* **DIRECTIONS FOR THIS TASK**
Copy each line below that includes "valget".

* **GIVEN DATA**
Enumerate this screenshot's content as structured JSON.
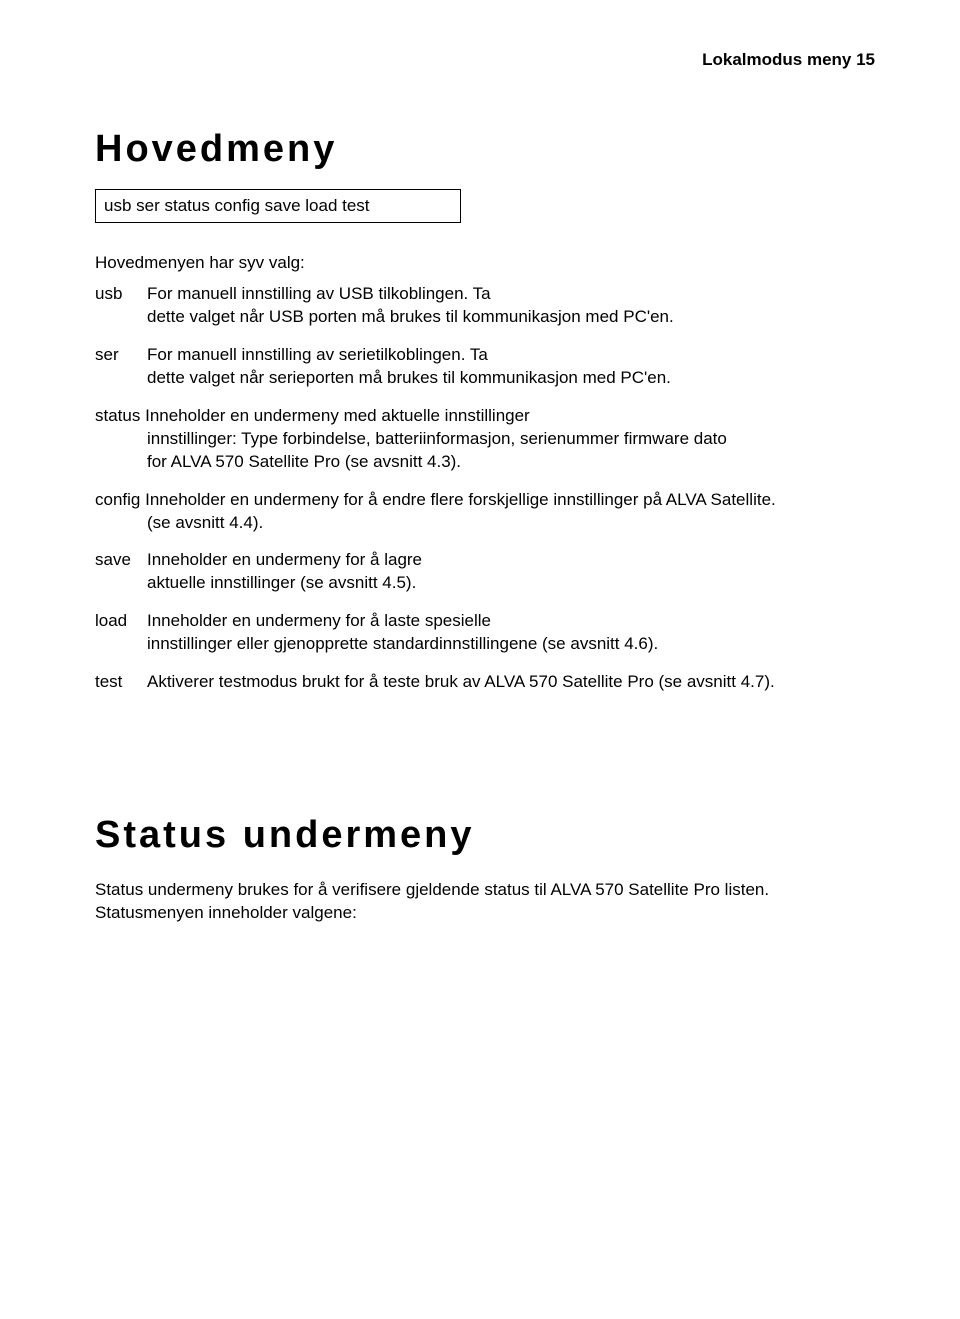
{
  "header": {
    "text": "Lokalmodus meny 15"
  },
  "section1": {
    "title": "Hovedmeny",
    "box": "usb ser status config save load test",
    "intro": "Hovedmenyen har syv valg:",
    "items": {
      "usb": {
        "term": "usb",
        "line1": "For manuell innstilling av USB tilkoblingen. Ta",
        "line2": "dette valget når USB porten må brukes til kommunikasjon med PC'en."
      },
      "ser": {
        "term": "ser",
        "line1": "For manuell innstilling av serietilkoblingen. Ta",
        "line2": "dette valget når serieporten må brukes til kommunikasjon med PC'en."
      },
      "status": {
        "term": "status",
        "line1": "Inneholder en undermeny med aktuelle innstillinger",
        "line2": "innstillinger: Type forbindelse, batteriinformasjon, serienummer firmware dato",
        "line3": "for ALVA 570 Satellite Pro (se avsnitt 4.3)."
      },
      "config": {
        "term": "config",
        "line1": "Inneholder en undermeny for å endre flere forskjellige innstillinger på ALVA Satellite.",
        "line2": "(se avsnitt 4.4)."
      },
      "save": {
        "term": "save",
        "line1": "Inneholder en undermeny for å lagre",
        "line2": "aktuelle innstillinger (se avsnitt 4.5)."
      },
      "load": {
        "term": "load",
        "line1": "Inneholder en undermeny for å laste spesielle",
        "line2": "innstillinger eller gjenopprette standardinnstillingene (se avsnitt 4.6)."
      },
      "test": {
        "term": "test",
        "line1": "Aktiverer testmodus brukt for å teste bruk av ALVA 570 Satellite Pro (se avsnitt 4.7)."
      }
    }
  },
  "section2": {
    "title": "Status undermeny",
    "para": "Status undermeny brukes for å verifisere gjeldende status til ALVA 570 Satellite Pro listen. Statusmenyen inneholder valgene:"
  }
}
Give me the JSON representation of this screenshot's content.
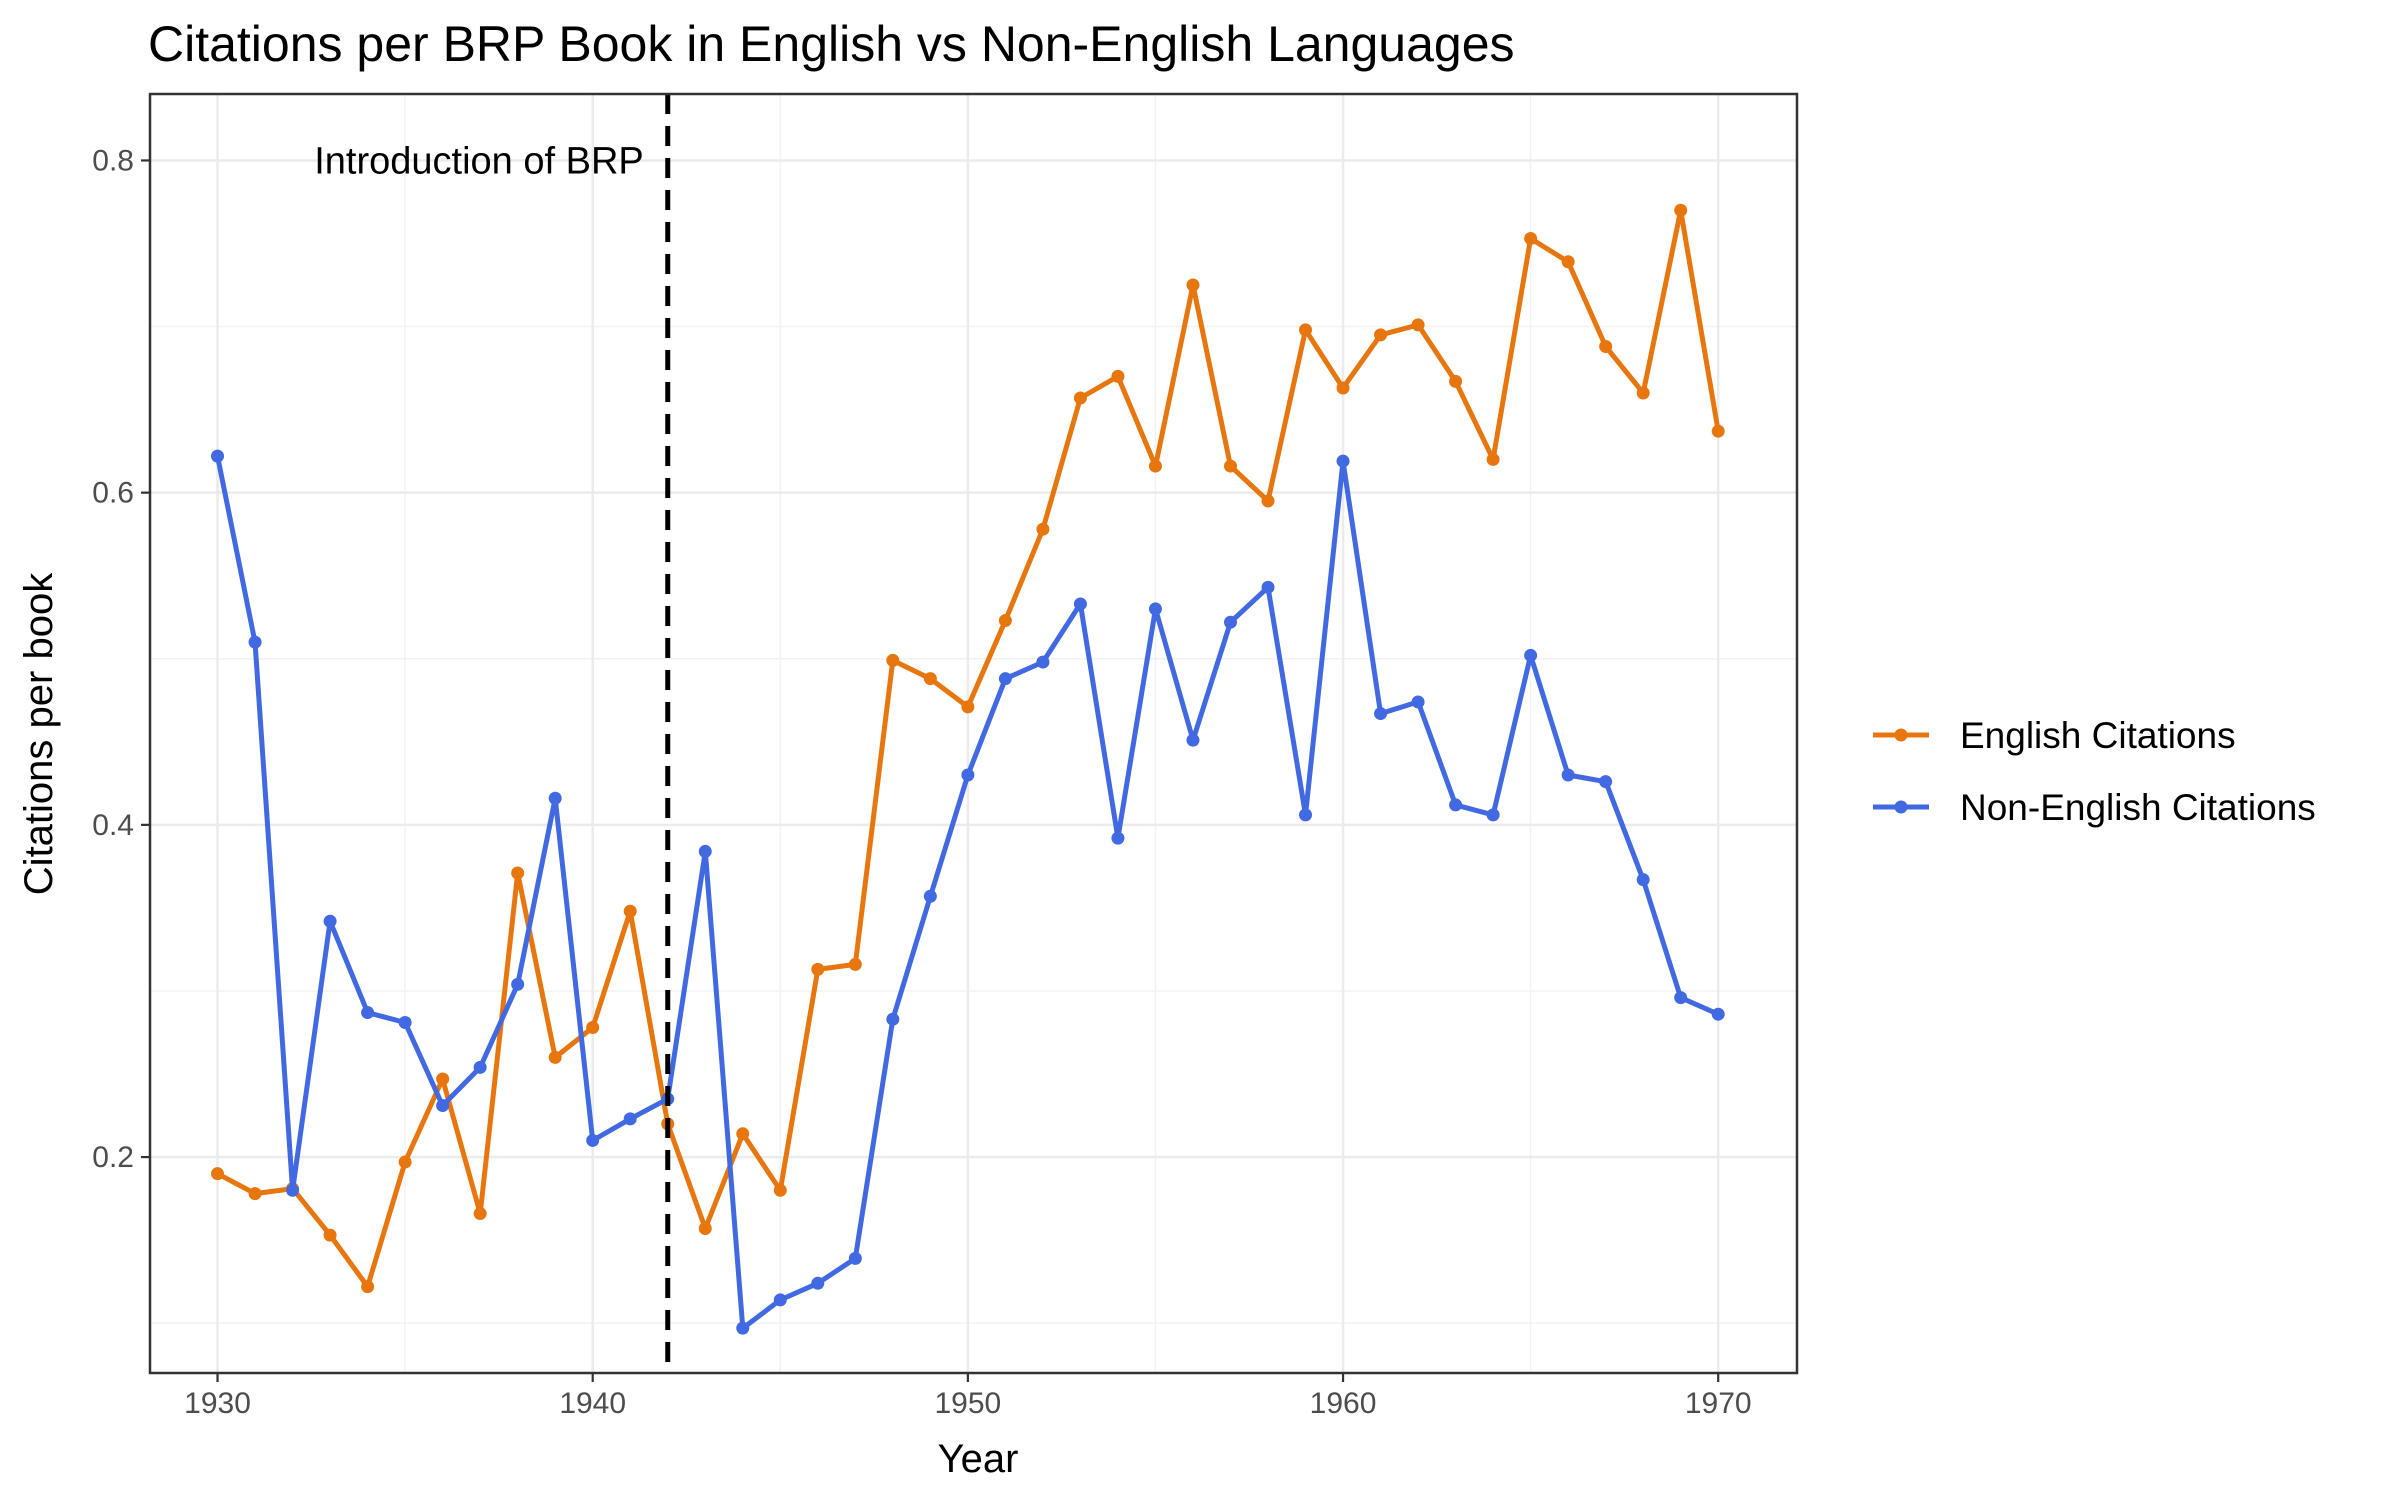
{
  "chart_data": {
    "type": "line",
    "title": "Citations per BRP Book in English vs Non-English Languages",
    "xlabel": "Year",
    "ylabel": "Citations per book",
    "xlim": [
      1928.2,
      1972.1
    ],
    "ylim": [
      0.07,
      0.84
    ],
    "x_ticks": [
      1930,
      1940,
      1950,
      1960,
      1970
    ],
    "y_ticks": [
      0.2,
      0.4,
      0.6,
      0.8
    ],
    "grid": true,
    "legend_position": "right",
    "reference_line": {
      "x": 1942,
      "style": "dashed",
      "label": "Introduction of BRP"
    },
    "x": [
      1930,
      1931,
      1932,
      1933,
      1934,
      1935,
      1936,
      1937,
      1938,
      1939,
      1940,
      1941,
      1942,
      1943,
      1944,
      1945,
      1946,
      1947,
      1948,
      1949,
      1950,
      1951,
      1952,
      1953,
      1954,
      1955,
      1956,
      1957,
      1958,
      1959,
      1960,
      1961,
      1962,
      1963,
      1964,
      1965,
      1966,
      1967,
      1968,
      1969,
      1970
    ],
    "series": [
      {
        "name": "English Citations",
        "color": "#e8760f",
        "values": [
          0.19,
          0.178,
          0.181,
          0.153,
          0.122,
          0.197,
          0.247,
          0.166,
          0.371,
          0.26,
          0.278,
          0.348,
          0.22,
          0.157,
          0.214,
          0.18,
          0.313,
          0.316,
          0.499,
          0.488,
          0.471,
          0.523,
          0.578,
          0.657,
          0.67,
          0.616,
          0.725,
          0.616,
          0.595,
          0.698,
          0.663,
          0.695,
          0.701,
          0.667,
          0.62,
          0.753,
          0.739,
          0.688,
          0.66,
          0.77,
          0.637
        ]
      },
      {
        "name": "Non-English Citations",
        "color": "#4169e1",
        "values": [
          0.622,
          0.51,
          0.18,
          0.342,
          0.287,
          0.281,
          0.231,
          0.254,
          0.304,
          0.416,
          0.21,
          0.223,
          0.235,
          0.384,
          0.097,
          0.114,
          0.124,
          0.139,
          0.283,
          0.357,
          0.43,
          0.488,
          0.498,
          0.533,
          0.392,
          0.53,
          0.451,
          0.522,
          0.543,
          0.406,
          0.619,
          0.467,
          0.474,
          0.412,
          0.406,
          0.502,
          0.43,
          0.426,
          0.367,
          0.296,
          0.286
        ]
      }
    ]
  }
}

* **RESPONSE TO THIS EXERCISE**
        "line2": "dette valget når USB porten må brukes til kommunikasjon med PC'en."
        "line2": "dette valget når serieporten må brukes til kommunikasjon med PC'en."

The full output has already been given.